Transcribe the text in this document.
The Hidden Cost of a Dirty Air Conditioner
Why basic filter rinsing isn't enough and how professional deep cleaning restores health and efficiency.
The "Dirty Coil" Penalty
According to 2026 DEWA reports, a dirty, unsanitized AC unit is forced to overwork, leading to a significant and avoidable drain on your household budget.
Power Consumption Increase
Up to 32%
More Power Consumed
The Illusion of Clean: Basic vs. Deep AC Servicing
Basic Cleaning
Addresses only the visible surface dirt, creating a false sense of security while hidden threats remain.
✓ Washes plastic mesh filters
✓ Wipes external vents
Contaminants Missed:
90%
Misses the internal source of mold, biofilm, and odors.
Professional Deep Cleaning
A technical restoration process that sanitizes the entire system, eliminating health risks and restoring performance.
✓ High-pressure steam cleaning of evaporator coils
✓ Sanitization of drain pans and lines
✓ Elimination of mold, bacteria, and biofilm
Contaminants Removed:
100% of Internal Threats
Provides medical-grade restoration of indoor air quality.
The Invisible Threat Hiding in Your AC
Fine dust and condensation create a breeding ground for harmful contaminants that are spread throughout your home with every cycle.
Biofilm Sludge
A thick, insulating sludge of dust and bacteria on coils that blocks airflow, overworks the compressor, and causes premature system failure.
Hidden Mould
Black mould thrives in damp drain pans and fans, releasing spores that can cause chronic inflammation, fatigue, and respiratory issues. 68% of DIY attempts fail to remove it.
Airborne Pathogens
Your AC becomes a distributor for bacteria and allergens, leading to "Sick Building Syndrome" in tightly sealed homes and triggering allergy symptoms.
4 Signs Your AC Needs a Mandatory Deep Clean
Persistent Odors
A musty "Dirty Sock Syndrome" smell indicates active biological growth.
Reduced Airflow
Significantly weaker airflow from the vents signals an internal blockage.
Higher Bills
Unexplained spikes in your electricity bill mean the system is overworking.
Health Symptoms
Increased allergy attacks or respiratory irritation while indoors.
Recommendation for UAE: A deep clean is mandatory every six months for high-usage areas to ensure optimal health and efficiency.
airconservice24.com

*WORK INSTRUCTION*. Your answer should be a single number: the count of lines in the data that include the word "Power".

*ANSWER AREA*. 2